▸ EXERCISE AIM
Please copy all of the rows below word for word, leaving the pictures out.
BEGIN DATA EXTRACT
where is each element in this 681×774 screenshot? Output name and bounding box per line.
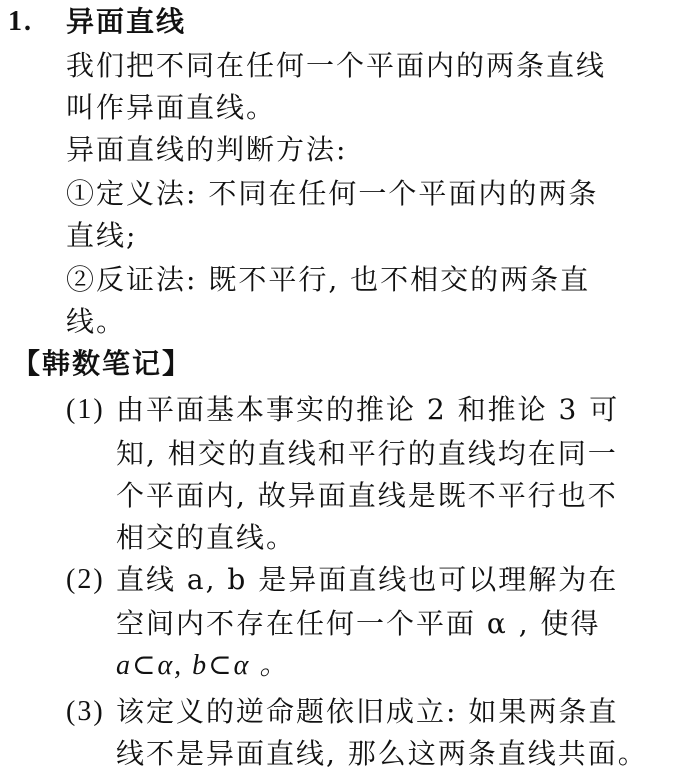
note-1-line-4: 相交的直线。 xyxy=(116,521,297,554)
method-1-line-1: ①定义法: 不同在任何一个平面内的两条 xyxy=(66,177,599,210)
section-number: 1. xyxy=(8,6,33,37)
method-2-line-2: 线。 xyxy=(66,305,127,338)
notes-title: 【韩数笔记】 xyxy=(12,347,193,380)
method-2-line-1: ②反证法: 既不平行, 也不相交的两条直 xyxy=(66,263,591,296)
note-3-line-1: 该定义的逆命题依旧成立: 如果两条直 xyxy=(116,695,619,728)
definition-line-2: 叫作异面直线。 xyxy=(66,91,277,124)
note-2-line-2: 空间内不存在任何一个平面 α , 使得 xyxy=(116,607,601,640)
note-1-label: (1) xyxy=(66,394,105,425)
method-title: 异面直线的判断方法: xyxy=(66,133,348,166)
note-1-line-1: 由平面基本事实的推论 2 和推论 3 可 xyxy=(116,393,620,426)
definition-line-1: 我们把不同在任何一个平面内的两条直线 xyxy=(66,49,607,82)
section-title: 异面直线 xyxy=(66,5,187,38)
note-3-line-2: 线不是异面直线, 那么这两条直线共面。 xyxy=(116,737,648,770)
method-1-line-2: 直线; xyxy=(66,219,138,252)
note-1-line-2: 知, 相交的直线和平行的直线均在同一 xyxy=(116,437,618,470)
note-2-line-1: 直线 a, b 是异面直线也可以理解为在 xyxy=(116,563,619,596)
note-1-line-3: 个平面内, 故异面直线是既不平行也不 xyxy=(116,479,618,512)
note-3-label: (3) xyxy=(66,696,105,727)
note-2-line-3: a⊂α, b⊂α 。 xyxy=(116,650,290,681)
note-2-label: (2) xyxy=(66,564,105,595)
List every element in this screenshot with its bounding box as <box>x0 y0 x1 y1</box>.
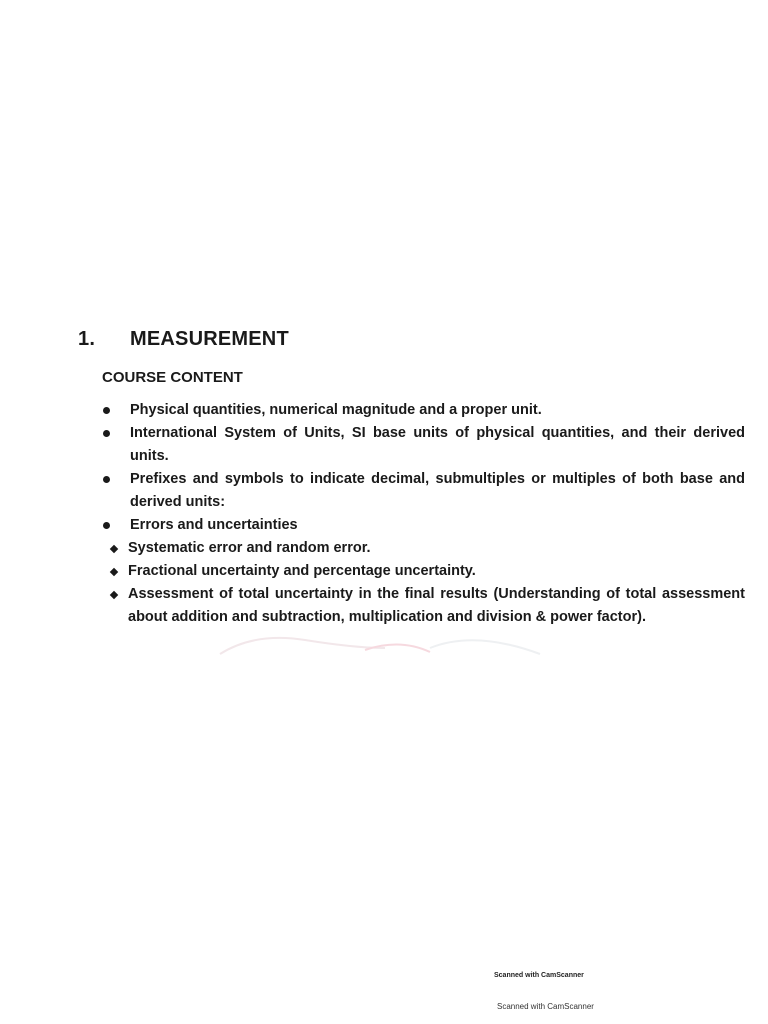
section-heading <box>78 325 289 353</box>
list-item-text: Errors and uncertainties <box>130 517 298 533</box>
section-number: 1. <box>78 327 96 350</box>
bullet-dot-icon <box>100 399 130 414</box>
bullet-dot-icon <box>100 514 130 529</box>
scan-watermark-text: Scanned with CamScanner <box>494 972 584 979</box>
list-item <box>100 468 745 514</box>
list-item <box>100 537 745 560</box>
bullet-diamond-icon <box>100 583 128 598</box>
list-item <box>100 583 745 629</box>
scan-watermark-text: Scanned with CamScanner <box>497 1002 594 1011</box>
bullet-dot-icon <box>100 468 130 483</box>
bullet-dot-icon <box>100 422 130 437</box>
bullet-diamond-icon <box>100 560 128 575</box>
section-title: MEASUREMENT <box>130 327 289 350</box>
list-item-text: Physical quantities, numerical magnitude and a proper unit. <box>130 402 542 418</box>
bullet-diamond-icon <box>100 537 128 552</box>
list-item <box>100 422 745 468</box>
course-content-list <box>100 399 745 629</box>
list-item-text: Fractional uncertainty and percentage uncertainty. <box>128 563 476 579</box>
list-item-text: International System of Units, SI base units of physical quantities, and their derived units. <box>130 425 745 464</box>
list-item <box>100 514 745 537</box>
list-item-text: Prefixes and symbols to indicate decimal, submultiples or multiples of both base and derived units: <box>130 471 745 510</box>
course-content-heading: COURSE CONTENT <box>102 369 243 386</box>
faint-watermark-icon <box>215 630 545 658</box>
list-item <box>100 560 745 583</box>
list-item-text: Assessment of total uncertainty in the final results (Understanding of total assessment about addition and subtraction, multiplication and division & power factor). <box>128 586 745 625</box>
list-item <box>100 399 745 422</box>
list-item-text: Systematic error and random error. <box>128 540 371 556</box>
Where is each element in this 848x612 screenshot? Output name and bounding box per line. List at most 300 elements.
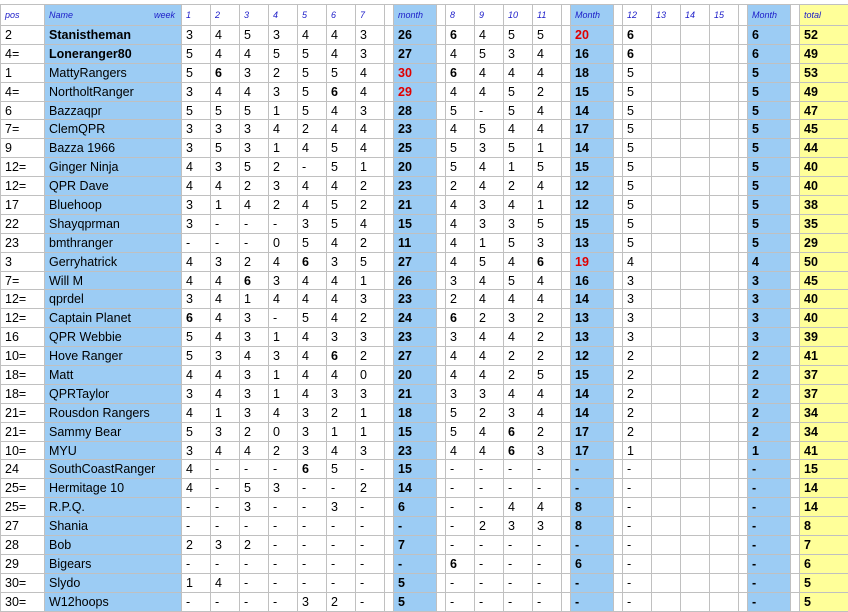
END DATA EXTRACT
▸ PROBLEM SOLUTION
where is each element in this 681×774 screenshot? Output name and bounding box per line.
note-1-line-4: 相交的直线。 xyxy=(116,521,297,554)
method-1-line-1: ①定义法: 不同在任何一个平面内的两条 xyxy=(66,177,599,210)
section-number: 1. xyxy=(8,6,33,37)
method-2-line-2: 线。 xyxy=(66,305,127,338)
notes-title: 【韩数笔记】 xyxy=(12,347,193,380)
method-2-line-1: ②反证法: 既不平行, 也不相交的两条直 xyxy=(66,263,591,296)
note-3-line-1: 该定义的逆命题依旧成立: 如果两条直 xyxy=(116,695,619,728)
definition-line-2: 叫作异面直线。 xyxy=(66,91,277,124)
note-2-line-2: 空间内不存在任何一个平面 α , 使得 xyxy=(116,607,601,640)
note-1-label: (1) xyxy=(66,394,105,425)
method-title: 异面直线的判断方法: xyxy=(66,133,348,166)
note-1-line-1: 由平面基本事实的推论 2 和推论 3 可 xyxy=(116,393,620,426)
definition-line-1: 我们把不同在任何一个平面内的两条直线 xyxy=(66,49,607,82)
section-title: 异面直线 xyxy=(66,5,187,38)
note-3-line-2: 线不是异面直线, 那么这两条直线共面。 xyxy=(116,737,648,770)
method-1-line-2: 直线; xyxy=(66,219,138,252)
note-1-line-2: 知, 相交的直线和平行的直线均在同一 xyxy=(116,437,618,470)
note-2-line-1: 直线 a, b 是异面直线也可以理解为在 xyxy=(116,563,619,596)
note-1-line-3: 个平面内, 故异面直线是既不平行也不 xyxy=(116,479,618,512)
note-3-label: (3) xyxy=(66,696,105,727)
note-2-line-3: a⊂α, b⊂α 。 xyxy=(116,650,290,681)
note-2-label: (2) xyxy=(66,564,105,595)
List every element in this screenshot with its bounding box as <box>x0 y0 x1 y1</box>.
section-heading <box>78 325 289 353</box>
list-item-text: Errors and uncertainties <box>130 517 298 533</box>
section-number: 1. <box>78 327 96 350</box>
bullet-dot-icon <box>100 399 130 414</box>
bullet-dot-icon <box>100 514 130 529</box>
scan-watermark-text: Scanned with CamScanner <box>494 972 584 979</box>
list-item <box>100 468 745 514</box>
list-item <box>100 537 745 560</box>
bullet-diamond-icon <box>100 583 128 598</box>
list-item <box>100 583 745 629</box>
scan-watermark-text: Scanned with CamScanner <box>497 1002 594 1011</box>
bullet-dot-icon <box>100 468 130 483</box>
bullet-dot-icon <box>100 422 130 437</box>
bullet-diamond-icon <box>100 560 128 575</box>
section-title: MEASUREMENT <box>130 327 289 350</box>
list-item-text: Physical quantities, numerical magnitude and a proper unit. <box>130 402 542 418</box>
bullet-diamond-icon <box>100 537 128 552</box>
list-item <box>100 422 745 468</box>
course-content-list <box>100 399 745 629</box>
list-item-text: Fractional uncertainty and percentage uncertainty. <box>128 563 476 579</box>
list-item-text: International System of Units, SI base units of physical quantities, and their derived units. <box>130 425 745 464</box>
list-item <box>100 514 745 537</box>
list-item-text: Prefixes and symbols to indicate decimal, submultiples or multiples of both base and derived units: <box>130 471 745 510</box>
course-content-heading: COURSE CONTENT <box>102 369 243 386</box>
faint-watermark-icon <box>215 630 545 658</box>
list-item <box>100 560 745 583</box>
list-item-text: Assessment of total uncertainty in the final results (Understanding of total assessment about addition and subtraction, multiplication and division & power factor). <box>128 586 745 625</box>
list-item <box>100 399 745 422</box>
list-item-text: Systematic error and random error. <box>128 540 371 556</box>
Where is each element in this 848x612 screenshot? Output name and bounding box per line. List at most 300 elements.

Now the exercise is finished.